Copy these lines word for word, leaving out the pictures.

— Start of Provided data —

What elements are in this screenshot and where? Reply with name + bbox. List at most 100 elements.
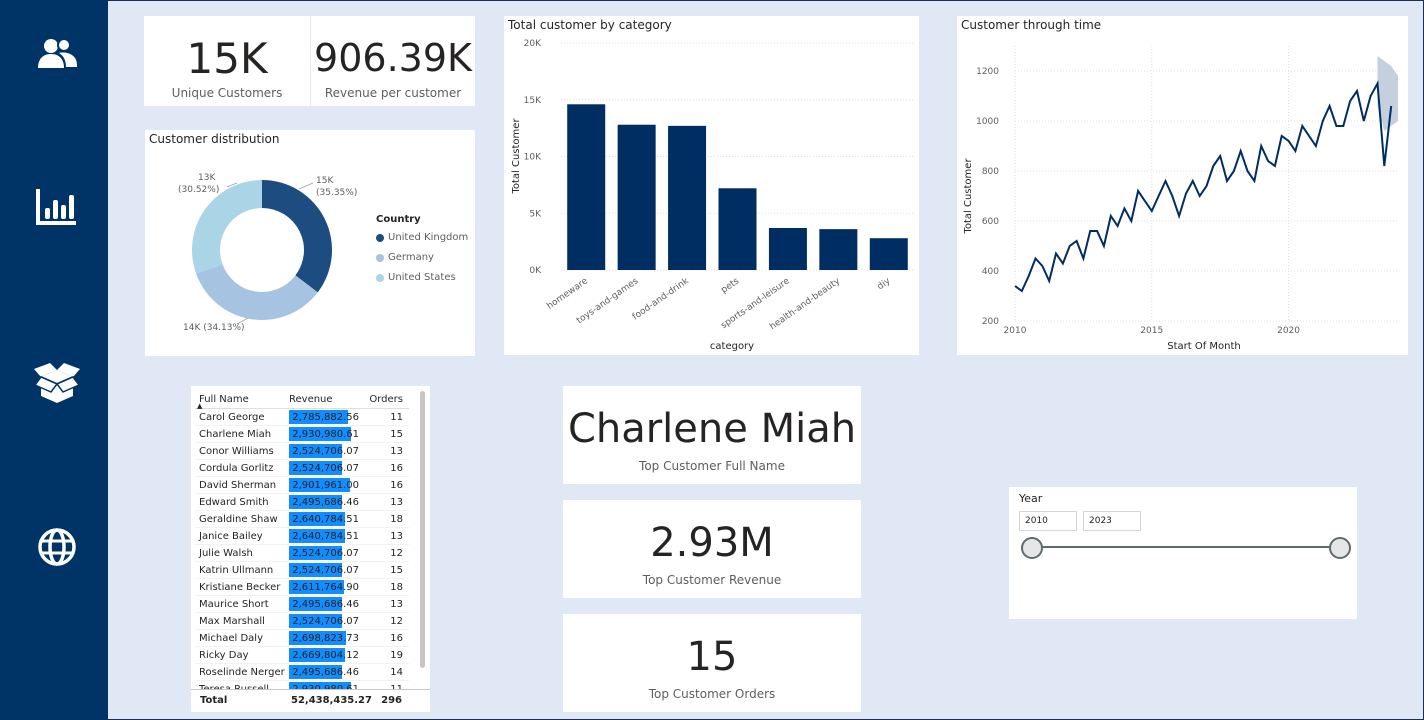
cell-orders: 15: [390, 428, 403, 440]
cell-orders: 14: [390, 666, 403, 678]
bar-toys-and-games[interactable]: [617, 124, 656, 270]
revenue-value: 2,495,686.46: [292, 598, 359, 610]
year-slicer-card[interactable]: Year 2010 2023: [1009, 487, 1357, 619]
table-row[interactable]: Conor Williams 2,524,706.07 13: [195, 443, 409, 460]
table-row[interactable]: Maurice Short 2,495,686.46 13: [195, 596, 409, 613]
sort-ascending-icon[interactable]: ▲: [197, 402, 202, 410]
top-customer-name-card[interactable]: Charlene Miah Top Customer Full Name: [563, 386, 861, 484]
table-row[interactable]: Edward Smith 2,495,686.46 13: [195, 494, 409, 511]
revenue-value: 2,524,706.07: [292, 564, 359, 576]
revenue-value: 2,495,686.46: [292, 496, 359, 508]
cell-orders: 16: [390, 479, 403, 491]
header-orders[interactable]: Orders: [361, 390, 409, 409]
bar-food-and-drink[interactable]: [668, 125, 707, 270]
table-row[interactable]: Katrin Ullmann 2,524,706.07 15: [195, 562, 409, 579]
people-icon: [38, 38, 77, 68]
slider-end-handle[interactable]: [1329, 537, 1351, 559]
table-row[interactable]: Kristiane Becker 2,611,764.90 18: [195, 579, 409, 596]
customer-table-card[interactable]: Full Name Revenue Orders Carol George 2,7…: [191, 386, 430, 712]
x-tick-label: 2015: [1140, 326, 1163, 336]
table-row[interactable]: Charlene Miah 2,930,980.61 15: [195, 426, 409, 443]
revenue-value: 2,524,706.07: [292, 615, 359, 627]
nav-geography-button[interactable]: [29, 522, 85, 572]
category-chart-card[interactable]: Total customer by category 0K 5K 10K 15K 20K…: [504, 16, 919, 355]
legend-item-us[interactable]: United States: [376, 272, 456, 283]
cell-revenue: 2,524,706.07: [289, 545, 361, 562]
cell-orders: 12: [390, 547, 403, 559]
x-tick-label: homeware: [545, 276, 590, 312]
table-row[interactable]: Michael Daly 2,698,823.73 16: [195, 630, 409, 647]
y-tick-label: 0K: [529, 266, 542, 276]
unique-customers-value: 15K: [186, 34, 268, 83]
cell-orders: 13: [390, 598, 403, 610]
cell-revenue: 2,930,980.61: [289, 426, 361, 443]
bar-homeware[interactable]: [567, 104, 606, 270]
revenue-per-customer-label: Revenue per customer: [324, 86, 462, 100]
slice-label-us-value: 13K: [198, 173, 216, 183]
bar-pets[interactable]: [718, 188, 757, 270]
bar-health-and-beauty[interactable]: [819, 229, 858, 270]
y-tick-label: 15K: [524, 96, 542, 106]
revenue-value: 2,495,686.46: [292, 666, 359, 678]
time-line-chart: 200 400 600 800 1000 1200 2010 2015 2020 Total C…: [963, 46, 1398, 352]
nav-products-button[interactable]: [29, 358, 85, 408]
table-scrollbar[interactable]: [420, 391, 425, 668]
top-customer-revenue-card[interactable]: 2.93M Top Customer Revenue: [563, 500, 861, 598]
header-revenue[interactable]: Revenue: [289, 390, 361, 409]
header-full-name[interactable]: Full Name: [195, 390, 289, 409]
time-chart-ylabel: Total Customer: [963, 158, 974, 235]
cell-full-name: Michael Daly: [199, 632, 264, 644]
cell-orders: 15: [390, 564, 403, 576]
legend-item-uk[interactable]: United Kingdom: [376, 232, 468, 243]
total-revenue: 52,438,435.27: [291, 695, 372, 706]
slider-start-handle[interactable]: [1021, 537, 1043, 559]
revenue-value: 2,901,961.00: [292, 479, 359, 491]
legend-label: United Kingdom: [388, 232, 469, 243]
slice-label-de: 14K (34.13%): [183, 323, 245, 333]
bar-chart-icon: [36, 189, 76, 225]
revenue-per-customer-card[interactable]: 906.39K Revenue per customer: [311, 16, 475, 106]
open-box-icon: [33, 363, 81, 403]
header-label: Revenue: [289, 393, 333, 405]
revenue-value: 2,698,823.73: [292, 632, 359, 644]
bar-diy[interactable]: [869, 238, 908, 270]
top-customer-orders-card[interactable]: 15 Top Customer Orders: [563, 614, 861, 712]
revenue-value: 2,640,784.51: [292, 530, 359, 542]
header-label: Full Name: [199, 393, 249, 405]
cell-revenue: 2,640,784.51: [289, 511, 361, 528]
nav-sales-button[interactable]: [29, 181, 85, 231]
x-tick-label: food-and-drink: [631, 276, 692, 323]
table-row[interactable]: Janice Bailey 2,640,784.51 13: [195, 528, 409, 545]
cell-revenue: 2,698,823.73: [289, 630, 361, 647]
nav-customers-button[interactable]: [29, 29, 85, 79]
category-chart-ylabel: Total Customer: [511, 118, 522, 195]
table-row[interactable]: Cordula Gorlitz 2,524,706.07 16: [195, 460, 409, 477]
year-from-input[interactable]: 2010: [1019, 511, 1077, 531]
legend-item-germany[interactable]: Germany: [376, 252, 434, 263]
table-row[interactable]: Max Marshall 2,524,706.07 12: [195, 613, 409, 630]
unique-customers-card[interactable]: 15K Unique Customers: [144, 16, 310, 106]
top-customer-name-value: Charlene Miah: [567, 406, 857, 452]
year-to-input[interactable]: 2023: [1083, 511, 1141, 531]
cell-full-name: Ricky Day: [199, 649, 249, 661]
cell-orders: 19: [390, 649, 403, 661]
cell-orders: 12: [390, 615, 403, 627]
legend-dot: [376, 253, 384, 262]
table-row[interactable]: Julie Walsh 2,524,706.07 12: [195, 545, 409, 562]
cell-revenue: 2,495,686.46: [289, 664, 361, 681]
y-tick-label: 800: [982, 167, 999, 177]
bar-sports-and-leisure[interactable]: [768, 228, 807, 270]
slicer-title: Year: [1019, 492, 1043, 505]
table-row[interactable]: Roselinde Nerger 2,495,686.46 14: [195, 664, 409, 681]
time-chart-card[interactable]: Customer through time 200 400 600 800 1000 12…: [957, 16, 1408, 355]
legend-label: Germany: [388, 252, 434, 263]
revenue-value: 2,640,784.51: [292, 513, 359, 525]
cell-full-name: Katrin Ullmann: [199, 564, 274, 576]
table-row[interactable]: Geraldine Shaw 2,640,784.51 18: [195, 511, 409, 528]
table-row[interactable]: David Sherman 2,901,961.00 16: [195, 477, 409, 494]
table-row[interactable]: Carol George 2,785,882.56 11: [195, 409, 409, 426]
cell-full-name: Geraldine Shaw: [199, 513, 278, 525]
cell-full-name: Kristiane Becker: [199, 581, 281, 593]
customer-distribution-card[interactable]: Customer distribution 15K (35.35%) 13K (…: [145, 130, 475, 356]
table-row[interactable]: Ricky Day 2,669,804.12 19: [195, 647, 409, 664]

— End of Provided data —

* [Output below]:
What elements are in this screenshot and where? Reply with name + bbox. List at most 100 elements.
cell-orders: 15: [390, 428, 403, 440]
cell-orders: 14: [390, 666, 403, 678]
bar-toys-and-games[interactable]: [617, 124, 656, 270]
revenue-value: 2,495,686.46: [292, 598, 359, 610]
year-slicer-card[interactable]: Year 2010 2023: [1009, 487, 1357, 619]
table-row[interactable]: Conor Williams 2,524,706.07 13: [195, 443, 409, 460]
table-row[interactable]: Maurice Short 2,495,686.46 13: [195, 596, 409, 613]
sort-ascending-icon[interactable]: ▲: [197, 402, 202, 410]
top-customer-name-card[interactable]: Charlene Miah Top Customer Full Name: [563, 386, 861, 484]
table-row[interactable]: Edward Smith 2,495,686.46 13: [195, 494, 409, 511]
revenue-value: 2,524,706.07: [292, 564, 359, 576]
revenue-value: 2,495,686.46: [292, 496, 359, 508]
cell-orders: 16: [390, 479, 403, 491]
header-orders[interactable]: Orders: [361, 390, 409, 409]
bar-food-and-drink[interactable]: [668, 125, 707, 270]
table-row[interactable]: Katrin Ullmann 2,524,706.07 15: [195, 562, 409, 579]
people-icon: [38, 38, 77, 68]
slider-end-handle[interactable]: [1329, 537, 1351, 559]
table-row[interactable]: Kristiane Becker 2,611,764.90 18: [195, 579, 409, 596]
customer-table-card[interactable]: Full Name Revenue Orders Carol George 2,7…: [191, 386, 430, 712]
x-tick-label: 2015: [1140, 326, 1163, 336]
table-row[interactable]: Charlene Miah 2,930,980.61 15: [195, 426, 409, 443]
revenue-value: 2,524,706.07: [292, 615, 359, 627]
nav-geography-button[interactable]: [29, 522, 85, 572]
category-chart-card[interactable]: Total customer by category 0K 5K 10K 15K 20K…: [504, 16, 919, 355]
legend-item-us[interactable]: United States: [376, 272, 456, 283]
cell-revenue: 2,524,706.07: [289, 545, 361, 562]
cell-orders: 12: [390, 547, 403, 559]
x-tick-label: homeware: [545, 276, 590, 312]
table-row[interactable]: Michael Daly 2,698,823.73 16: [195, 630, 409, 647]
y-tick-label: 0K: [529, 266, 542, 276]
unique-customers-value: 15K: [186, 34, 268, 83]
cell-orders: 13: [390, 598, 403, 610]
cell-revenue: 2,930,980.61: [289, 426, 361, 443]
bar-homeware[interactable]: [567, 104, 606, 270]
revenue-per-customer-label: Revenue per customer: [324, 86, 462, 100]
slice-label-us-value: 13K: [198, 173, 216, 183]
bar-pets[interactable]: [718, 188, 757, 270]
bar-health-and-beauty[interactable]: [819, 229, 858, 270]
y-tick-label: 15K: [524, 96, 542, 106]
revenue-value: 2,495,686.46: [292, 666, 359, 678]
time-line-chart: 200 400 600 800 1000 1200 2010 2015 2020 Total C…: [963, 46, 1398, 352]
nav-products-button[interactable]: [29, 358, 85, 408]
table-scrollbar[interactable]: [420, 391, 425, 668]
top-customer-revenue-card[interactable]: 2.93M Top Customer Revenue: [563, 500, 861, 598]
header-revenue[interactable]: Revenue: [289, 390, 361, 409]
header-full-name[interactable]: Full Name: [195, 390, 289, 409]
time-chart-ylabel: Total Customer: [963, 158, 974, 235]
cell-full-name: Michael Daly: [199, 632, 264, 644]
cell-orders: 15: [390, 564, 403, 576]
legend-item-uk[interactable]: United Kingdom: [376, 232, 468, 243]
total-revenue: 52,438,435.27: [291, 695, 372, 706]
slider-start-handle[interactable]: [1021, 537, 1043, 559]
revenue-value: 2,901,961.00: [292, 479, 359, 491]
legend-label: United Kingdom: [388, 232, 469, 243]
slice-label-de: 14K (34.13%): [183, 323, 245, 333]
bar-chart-icon: [36, 189, 76, 225]
revenue-per-customer-card[interactable]: 906.39K Revenue per customer: [311, 16, 475, 106]
open-box-icon: [33, 363, 81, 403]
header-label: Revenue: [289, 393, 333, 405]
revenue-value: 2,698,823.73: [292, 632, 359, 644]
bar-diy[interactable]: [869, 238, 908, 270]
top-customer-orders-card[interactable]: 15 Top Customer Orders: [563, 614, 861, 712]
revenue-value: 2,640,784.51: [292, 530, 359, 542]
header-label: Full Name: [199, 393, 249, 405]
cell-revenue: 2,640,784.51: [289, 511, 361, 528]
nav-sales-button[interactable]: [29, 181, 85, 231]
x-tick-label: food-and-drink: [631, 276, 692, 323]
table-row[interactable]: Janice Bailey 2,640,784.51 13: [195, 528, 409, 545]
cell-revenue: 2,698,823.73: [289, 630, 361, 647]
nav-customers-button[interactable]: [29, 29, 85, 79]
category-chart-ylabel: Total Customer: [511, 118, 522, 195]
table-row[interactable]: Cordula Gorlitz 2,524,706.07 16: [195, 460, 409, 477]
year-from-input[interactable]: 2010: [1019, 511, 1077, 531]
legend-item-germany[interactable]: Germany: [376, 252, 434, 263]
table-row[interactable]: Max Marshall 2,524,706.07 12: [195, 613, 409, 630]
unique-customers-card[interactable]: 15K Unique Customers: [144, 16, 310, 106]
top-customer-name-value: Charlene Miah: [567, 406, 857, 452]
year-to-input[interactable]: 2023: [1083, 511, 1141, 531]
cell-full-name: Ricky Day: [199, 649, 249, 661]
cell-orders: 19: [390, 649, 403, 661]
cell-orders: 12: [390, 615, 403, 627]
legend-dot: [376, 253, 384, 262]
table-row[interactable]: Julie Walsh 2,524,706.07 12: [195, 545, 409, 562]
cell-revenue: 2,495,686.46: [289, 664, 361, 681]
y-tick-label: 800: [982, 167, 999, 177]
bar-sports-and-leisure[interactable]: [768, 228, 807, 270]
slicer-title: Year: [1019, 492, 1043, 505]
table-row[interactable]: Roselinde Nerger 2,495,686.46 14: [195, 664, 409, 681]
time-chart-card[interactable]: Customer through time 200 400 600 800 1000 12…: [957, 16, 1408, 355]
legend-label: Germany: [388, 252, 434, 263]
revenue-value: 2,640,784.51: [292, 513, 359, 525]
cell-full-name: Katrin Ullmann: [199, 564, 274, 576]
table-row[interactable]: Geraldine Shaw 2,640,784.51 18: [195, 511, 409, 528]
table-row[interactable]: David Sherman 2,901,961.00 16: [195, 477, 409, 494]
table-row[interactable]: Carol George 2,785,882.56 11: [195, 409, 409, 426]
cell-full-name: Geraldine Shaw: [199, 513, 278, 525]
cell-full-name: Kristiane Becker: [199, 581, 281, 593]
customer-distribution-card[interactable]: Customer distribution 15K (35.35%) 13K (…: [145, 130, 475, 356]
table-row[interactable]: Ricky Day 2,669,804.12 19: [195, 647, 409, 664]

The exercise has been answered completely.